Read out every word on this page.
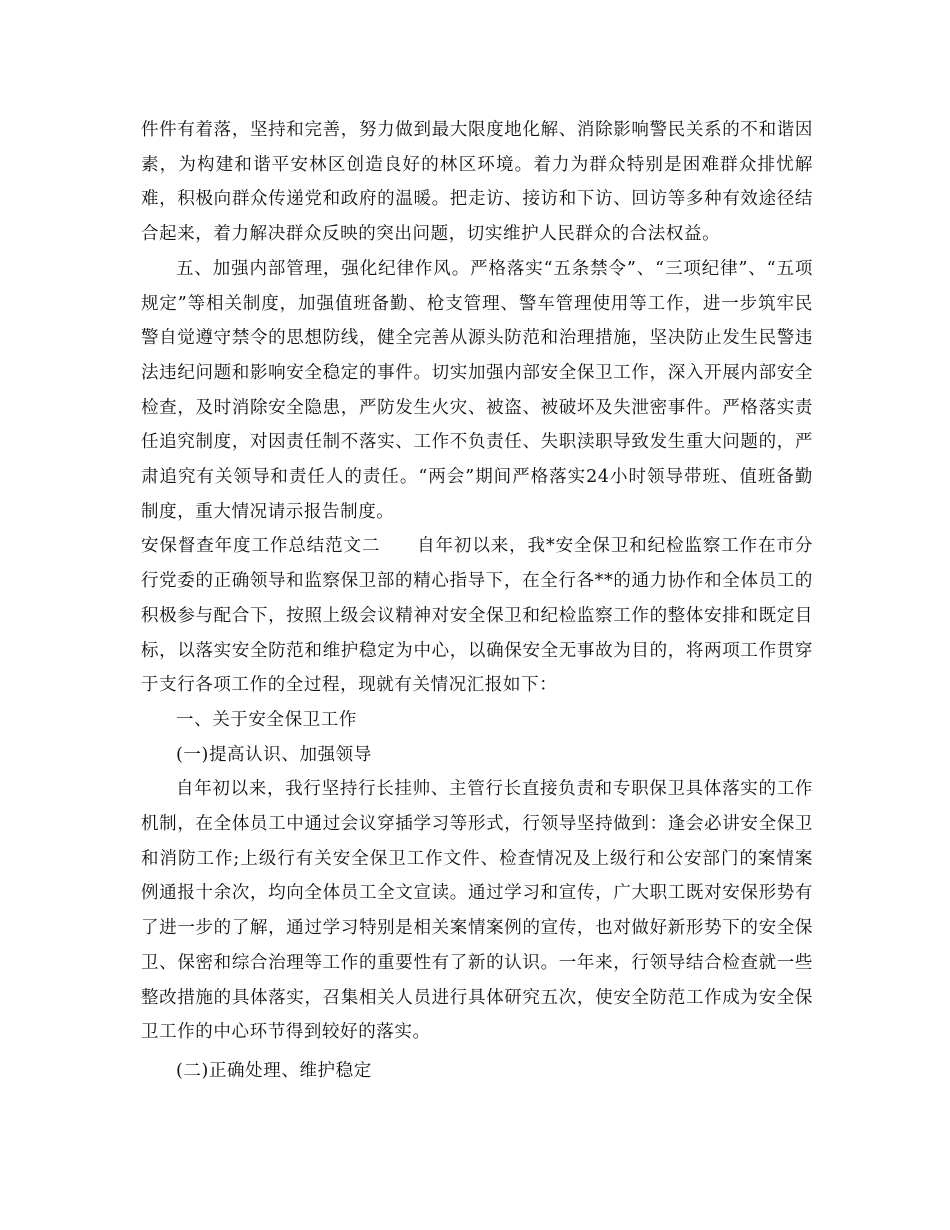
件件有着落，坚持和完善，努力做到最大限度地化解、消除影响警民关系的不和谐因素，为构建和谐平安林区创造良好的林区环境。着力为群众特别是困难群众排忧解难，积极向群众传递党和政府的温暖。把走访、接访和下访、回访等多种有效途径结合起来，着力解决群众反映的突出问题，切实维护人民群众的合法权益。

五、加强内部管理，强化纪律作风。严格落实“五条禁令”、“三项纪律”、“五项规定”等相关制度，加强值班备勤、枪支管理、警车管理使用等工作，进一步筑牢民警自觉遵守禁令的思想防线，健全完善从源头防范和治理措施，坚决防止发生民警违法违纪问题和影响安全稳定的事件。切实加强内部安全保卫工作，深入开展内部安全检查，及时消除安全隐患，严防发生火灾、被盗、被破坏及失泄密事件。严格落实责任追究制度，对因责任制不落实、工作不负责任、失职渎职导致发生重大问题的，严肃追究有关领导和责任人的责任。“两会”期间严格落实24小时领导带班、值班备勤制度，重大情况请示报告制度。

安保督查年度工作总结范文二　　自年初以来，我*安全保卫和纪检监察工作在市分行党委的正确领导和监察保卫部的精心指导下，在全行各**的通力协作和全体员工的积极参与配合下，按照上级会议精神对安全保卫和纪检监察工作的整体安排和既定目标，以落实安全防范和维护稳定为中心，以确保安全无事故为目的，将两项工作贯穿于支行各项工作的全过程，现就有关情况汇报如下：

一、关于安全保卫工作

(一)提高认识、加强领导

自年初以来，我行坚持行长挂帅、主管行长直接负责和专职保卫具体落实的工作机制，在全体员工中通过会议穿插学习等形式，行领导坚持做到：逢会必讲安全保卫和消防工作;上级行有关安全保卫工作文件、检查情况及上级行和公安部门的案情案例通报十余次，均向全体员工全文宣读。通过学习和宣传，广大职工既对安保形势有了进一步的了解，通过学习特别是相关案情案例的宣传，也对做好新形势下的安全保卫、保密和综合治理等工作的重要性有了新的认识。一年来，行领导结合检查就一些整改措施的具体落实，召集相关人员进行具体研究五次，使安全防范工作成为安全保卫工作的中心环节得到较好的落实。

(二)正确处理、维护稳定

#### Work instructions:
Give every line above again exactly, with no pictures.

#### Answer to this problem:
Read out every word on this page.
件件有着落，坚持和完善，努力做到最大限度地化解、消除影响警民关系的不和谐因素，为构建和谐平安林区创造良好的林区环境。着力为群众特别是困难群众排忧解难，积极向群众传递党和政府的温暖。把走访、接访和下访、回访等多种有效途径结合起来，着力解决群众反映的突出问题，切实维护人民群众的合法权益。

五、加强内部管理，强化纪律作风。严格落实“五条禁令”、“三项纪律”、“五项规定”等相关制度，加强值班备勤、枪支管理、警车管理使用等工作，进一步筑牢民警自觉遵守禁令的思想防线，健全完善从源头防范和治理措施，坚决防止发生民警违法违纪问题和影响安全稳定的事件。切实加强内部安全保卫工作，深入开展内部安全检查，及时消除安全隐患，严防发生火灾、被盗、被破坏及失泄密事件。严格落实责任追究制度，对因责任制不落实、工作不负责任、失职渎职导致发生重大问题的，严肃追究有关领导和责任人的责任。“两会”期间严格落实24小时领导带班、值班备勤制度，重大情况请示报告制度。

安保督查年度工作总结范文二　　自年初以来，我*安全保卫和纪检监察工作在市分行党委的正确领导和监察保卫部的精心指导下，在全行各**的通力协作和全体员工的积极参与配合下，按照上级会议精神对安全保卫和纪检监察工作的整体安排和既定目标，以落实安全防范和维护稳定为中心，以确保安全无事故为目的，将两项工作贯穿于支行各项工作的全过程，现就有关情况汇报如下：

一、关于安全保卫工作

(一)提高认识、加强领导

自年初以来，我行坚持行长挂帅、主管行长直接负责和专职保卫具体落实的工作机制，在全体员工中通过会议穿插学习等形式，行领导坚持做到：逢会必讲安全保卫和消防工作;上级行有关安全保卫工作文件、检查情况及上级行和公安部门的案情案例通报十余次，均向全体员工全文宣读。通过学习和宣传，广大职工既对安保形势有了进一步的了解，通过学习特别是相关案情案例的宣传，也对做好新形势下的安全保卫、保密和综合治理等工作的重要性有了新的认识。一年来，行领导结合检查就一些整改措施的具体落实，召集相关人员进行具体研究五次，使安全防范工作成为安全保卫工作的中心环节得到较好的落实。

(二)正确处理、维护稳定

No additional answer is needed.